Short problem: Below are the entries; state how many of their lines contain the string "ЖЕЛЕЗНОДОРОЖНЫЙ", and nothing more.

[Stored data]
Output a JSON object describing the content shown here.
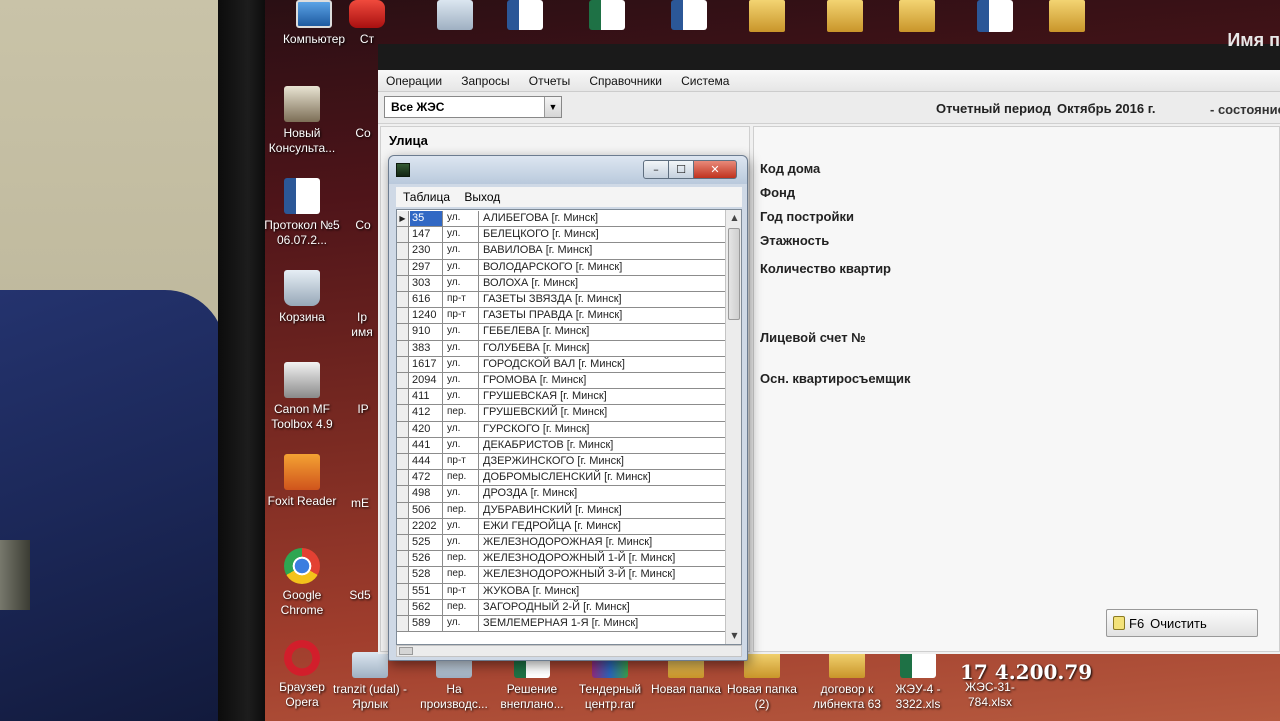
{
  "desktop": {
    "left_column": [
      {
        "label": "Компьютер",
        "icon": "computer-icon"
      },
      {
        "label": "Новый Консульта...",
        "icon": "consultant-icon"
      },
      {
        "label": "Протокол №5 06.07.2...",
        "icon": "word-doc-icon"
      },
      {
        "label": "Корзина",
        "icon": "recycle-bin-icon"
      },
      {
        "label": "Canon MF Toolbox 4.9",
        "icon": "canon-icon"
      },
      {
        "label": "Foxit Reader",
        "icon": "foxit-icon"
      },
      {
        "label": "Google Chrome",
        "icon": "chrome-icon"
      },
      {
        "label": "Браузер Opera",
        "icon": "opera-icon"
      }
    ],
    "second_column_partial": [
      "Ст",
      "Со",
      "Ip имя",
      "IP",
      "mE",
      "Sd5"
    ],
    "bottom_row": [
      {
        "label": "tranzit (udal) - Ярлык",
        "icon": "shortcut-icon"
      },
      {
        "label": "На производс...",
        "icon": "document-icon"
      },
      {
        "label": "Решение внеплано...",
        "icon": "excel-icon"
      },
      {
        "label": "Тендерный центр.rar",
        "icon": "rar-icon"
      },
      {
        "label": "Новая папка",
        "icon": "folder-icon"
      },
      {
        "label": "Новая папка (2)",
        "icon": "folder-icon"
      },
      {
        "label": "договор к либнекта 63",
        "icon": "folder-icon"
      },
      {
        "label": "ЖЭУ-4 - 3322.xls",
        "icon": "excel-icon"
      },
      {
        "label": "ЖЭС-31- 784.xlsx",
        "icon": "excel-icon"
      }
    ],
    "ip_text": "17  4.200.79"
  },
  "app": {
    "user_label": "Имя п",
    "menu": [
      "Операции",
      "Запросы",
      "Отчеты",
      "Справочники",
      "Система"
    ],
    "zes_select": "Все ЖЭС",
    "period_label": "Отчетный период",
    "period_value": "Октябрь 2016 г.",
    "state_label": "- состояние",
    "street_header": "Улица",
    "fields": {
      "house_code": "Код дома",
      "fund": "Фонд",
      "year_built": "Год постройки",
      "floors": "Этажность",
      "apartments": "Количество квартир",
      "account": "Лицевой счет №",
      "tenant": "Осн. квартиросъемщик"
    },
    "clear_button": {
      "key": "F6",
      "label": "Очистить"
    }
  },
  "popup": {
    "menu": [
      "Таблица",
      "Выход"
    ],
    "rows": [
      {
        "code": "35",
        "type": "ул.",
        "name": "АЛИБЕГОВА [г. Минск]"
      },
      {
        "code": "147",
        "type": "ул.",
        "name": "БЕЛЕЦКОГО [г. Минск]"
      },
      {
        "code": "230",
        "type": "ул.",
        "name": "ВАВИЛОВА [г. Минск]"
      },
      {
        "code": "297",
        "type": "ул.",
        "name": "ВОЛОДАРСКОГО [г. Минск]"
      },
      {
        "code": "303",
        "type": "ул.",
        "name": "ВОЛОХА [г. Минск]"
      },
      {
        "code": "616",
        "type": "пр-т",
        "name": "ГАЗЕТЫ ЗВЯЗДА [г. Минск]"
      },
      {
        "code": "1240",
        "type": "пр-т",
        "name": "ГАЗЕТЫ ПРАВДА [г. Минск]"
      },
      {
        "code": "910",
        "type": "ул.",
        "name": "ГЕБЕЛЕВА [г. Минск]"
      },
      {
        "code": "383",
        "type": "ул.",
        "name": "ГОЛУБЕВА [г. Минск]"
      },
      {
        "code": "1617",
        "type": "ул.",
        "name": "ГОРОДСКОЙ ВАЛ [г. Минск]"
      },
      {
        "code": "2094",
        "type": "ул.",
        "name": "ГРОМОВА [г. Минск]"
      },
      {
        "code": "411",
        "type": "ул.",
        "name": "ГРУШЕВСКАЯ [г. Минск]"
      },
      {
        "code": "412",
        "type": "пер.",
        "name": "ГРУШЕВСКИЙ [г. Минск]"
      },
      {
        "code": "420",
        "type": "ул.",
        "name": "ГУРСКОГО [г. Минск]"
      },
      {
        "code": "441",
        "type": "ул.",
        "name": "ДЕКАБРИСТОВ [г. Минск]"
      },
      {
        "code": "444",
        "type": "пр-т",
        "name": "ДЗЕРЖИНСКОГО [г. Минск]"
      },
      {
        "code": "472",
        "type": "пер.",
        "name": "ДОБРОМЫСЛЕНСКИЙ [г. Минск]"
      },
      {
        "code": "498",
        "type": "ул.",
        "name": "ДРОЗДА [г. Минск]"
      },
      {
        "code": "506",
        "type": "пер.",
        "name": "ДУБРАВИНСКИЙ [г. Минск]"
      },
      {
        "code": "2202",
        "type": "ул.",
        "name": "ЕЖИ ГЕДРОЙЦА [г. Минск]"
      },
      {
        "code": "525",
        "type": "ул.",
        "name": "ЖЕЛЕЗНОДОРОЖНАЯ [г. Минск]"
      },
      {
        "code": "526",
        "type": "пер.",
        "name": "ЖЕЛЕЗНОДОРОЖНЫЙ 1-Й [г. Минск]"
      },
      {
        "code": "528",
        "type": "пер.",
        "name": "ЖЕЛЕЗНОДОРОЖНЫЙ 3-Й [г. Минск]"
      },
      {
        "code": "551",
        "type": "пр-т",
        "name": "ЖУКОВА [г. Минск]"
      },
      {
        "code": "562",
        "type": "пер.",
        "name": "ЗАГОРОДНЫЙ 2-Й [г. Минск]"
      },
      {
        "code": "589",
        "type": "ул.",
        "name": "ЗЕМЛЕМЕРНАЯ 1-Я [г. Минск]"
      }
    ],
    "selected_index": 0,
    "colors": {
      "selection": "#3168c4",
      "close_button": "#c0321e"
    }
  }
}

* * *

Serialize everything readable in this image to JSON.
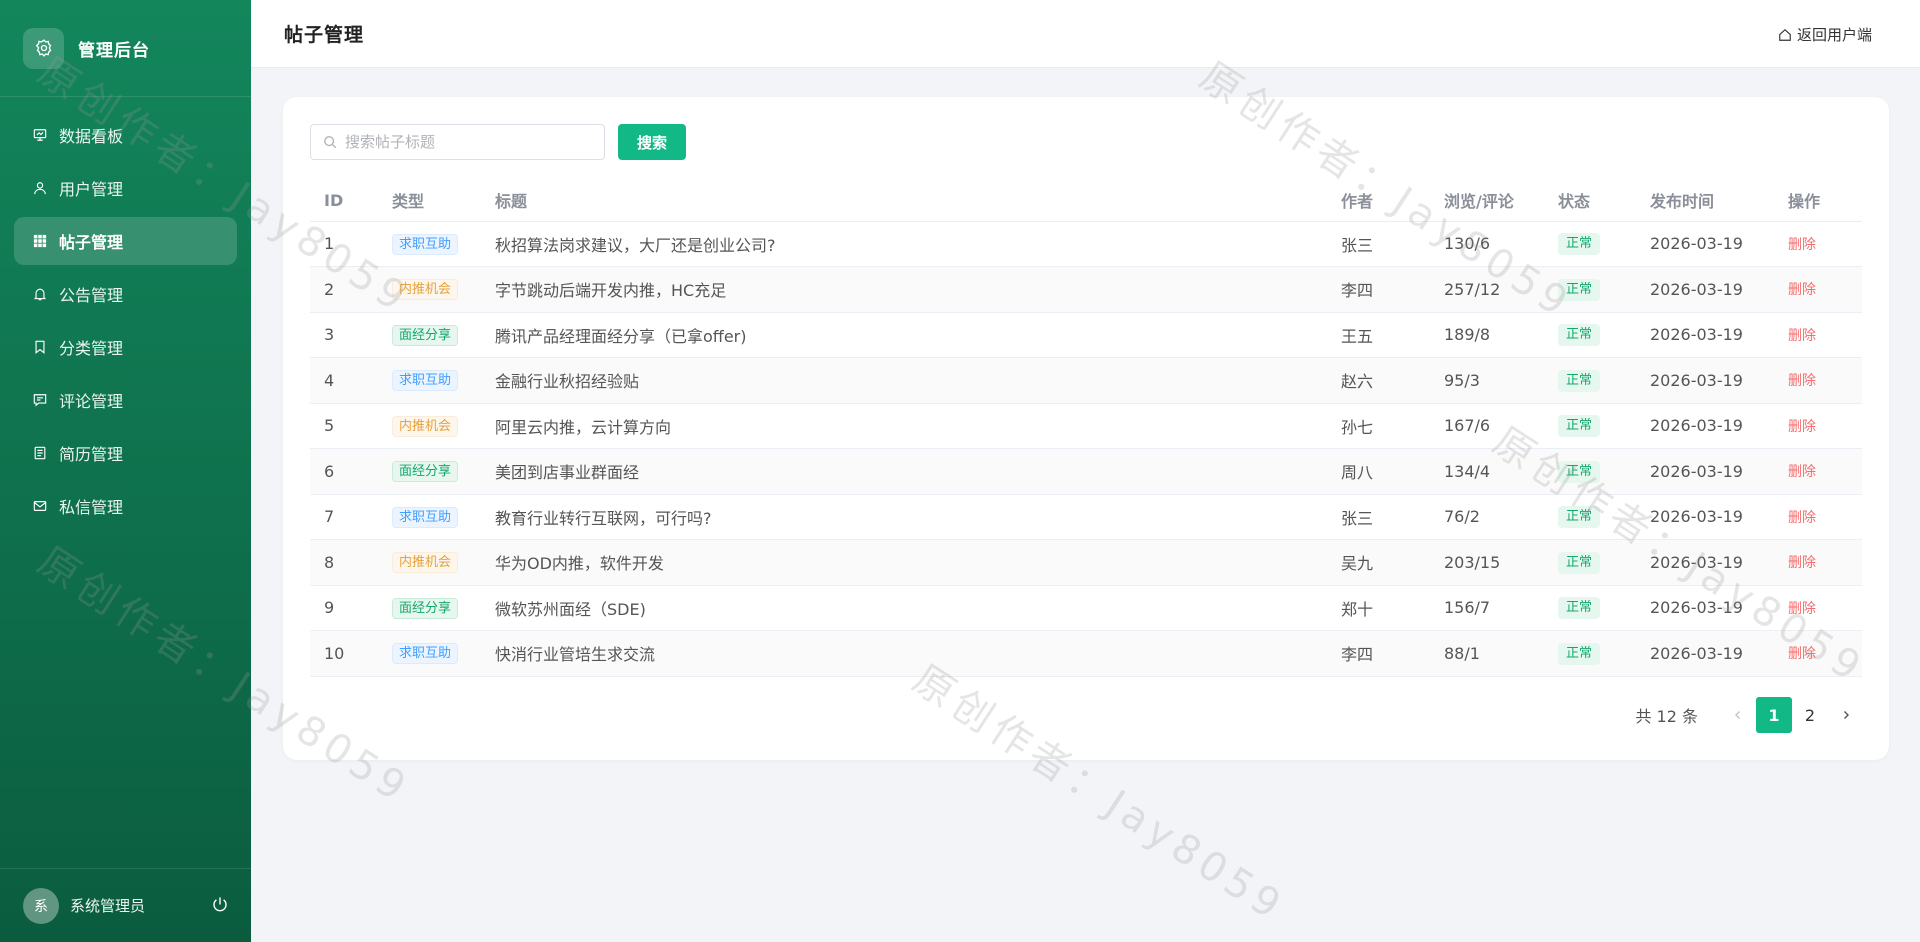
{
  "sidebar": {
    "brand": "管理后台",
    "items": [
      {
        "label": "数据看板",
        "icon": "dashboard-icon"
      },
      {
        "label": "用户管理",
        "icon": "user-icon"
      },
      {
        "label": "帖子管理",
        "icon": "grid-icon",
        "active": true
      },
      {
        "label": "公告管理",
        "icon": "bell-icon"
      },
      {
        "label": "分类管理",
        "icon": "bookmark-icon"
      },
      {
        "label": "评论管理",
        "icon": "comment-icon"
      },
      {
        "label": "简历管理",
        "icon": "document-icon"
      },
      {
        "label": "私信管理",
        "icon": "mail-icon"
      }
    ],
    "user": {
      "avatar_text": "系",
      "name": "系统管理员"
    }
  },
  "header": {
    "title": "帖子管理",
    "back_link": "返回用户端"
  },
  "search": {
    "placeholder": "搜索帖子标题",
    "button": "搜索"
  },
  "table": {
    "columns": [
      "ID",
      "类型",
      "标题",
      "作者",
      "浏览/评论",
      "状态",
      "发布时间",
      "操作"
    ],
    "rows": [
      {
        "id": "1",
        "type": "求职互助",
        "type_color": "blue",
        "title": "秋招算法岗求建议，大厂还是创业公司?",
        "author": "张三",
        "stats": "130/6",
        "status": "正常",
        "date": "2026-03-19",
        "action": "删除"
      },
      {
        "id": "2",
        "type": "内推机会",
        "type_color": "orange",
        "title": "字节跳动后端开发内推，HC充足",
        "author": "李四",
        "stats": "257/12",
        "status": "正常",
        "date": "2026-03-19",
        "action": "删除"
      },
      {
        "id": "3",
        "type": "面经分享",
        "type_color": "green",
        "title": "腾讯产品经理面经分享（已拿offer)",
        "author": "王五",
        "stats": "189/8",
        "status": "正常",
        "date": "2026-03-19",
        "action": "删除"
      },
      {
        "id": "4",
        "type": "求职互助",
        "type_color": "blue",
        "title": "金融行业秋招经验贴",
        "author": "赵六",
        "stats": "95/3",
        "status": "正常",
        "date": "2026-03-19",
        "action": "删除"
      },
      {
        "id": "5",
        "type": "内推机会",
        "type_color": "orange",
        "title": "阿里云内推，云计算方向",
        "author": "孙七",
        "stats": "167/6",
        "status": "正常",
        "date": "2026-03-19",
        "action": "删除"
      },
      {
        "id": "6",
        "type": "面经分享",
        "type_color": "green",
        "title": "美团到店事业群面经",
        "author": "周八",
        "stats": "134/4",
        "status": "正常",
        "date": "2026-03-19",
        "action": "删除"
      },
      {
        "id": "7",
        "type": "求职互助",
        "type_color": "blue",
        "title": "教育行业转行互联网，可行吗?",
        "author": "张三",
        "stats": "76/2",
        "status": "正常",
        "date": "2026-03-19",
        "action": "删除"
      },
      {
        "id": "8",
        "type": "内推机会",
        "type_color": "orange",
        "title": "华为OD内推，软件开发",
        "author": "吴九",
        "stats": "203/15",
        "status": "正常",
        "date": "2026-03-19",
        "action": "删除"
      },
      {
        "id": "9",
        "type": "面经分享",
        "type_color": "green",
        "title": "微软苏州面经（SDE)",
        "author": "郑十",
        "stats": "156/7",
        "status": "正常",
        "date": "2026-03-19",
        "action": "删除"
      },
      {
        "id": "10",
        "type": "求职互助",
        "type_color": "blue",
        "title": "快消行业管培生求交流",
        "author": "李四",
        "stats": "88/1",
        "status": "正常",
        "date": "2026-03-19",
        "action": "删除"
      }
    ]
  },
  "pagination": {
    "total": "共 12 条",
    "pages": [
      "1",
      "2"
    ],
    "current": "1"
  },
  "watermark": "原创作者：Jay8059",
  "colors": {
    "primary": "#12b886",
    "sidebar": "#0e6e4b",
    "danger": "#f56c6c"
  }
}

* * *

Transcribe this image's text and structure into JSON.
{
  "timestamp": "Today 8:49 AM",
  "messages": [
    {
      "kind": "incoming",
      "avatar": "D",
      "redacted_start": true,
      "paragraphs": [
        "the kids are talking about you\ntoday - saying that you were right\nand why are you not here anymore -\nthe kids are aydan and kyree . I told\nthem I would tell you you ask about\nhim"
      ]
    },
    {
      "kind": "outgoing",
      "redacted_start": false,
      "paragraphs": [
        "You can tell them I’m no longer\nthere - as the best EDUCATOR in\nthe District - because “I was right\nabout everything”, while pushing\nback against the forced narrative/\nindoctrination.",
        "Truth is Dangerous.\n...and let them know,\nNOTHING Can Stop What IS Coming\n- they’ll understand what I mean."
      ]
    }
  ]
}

Complete answer: 2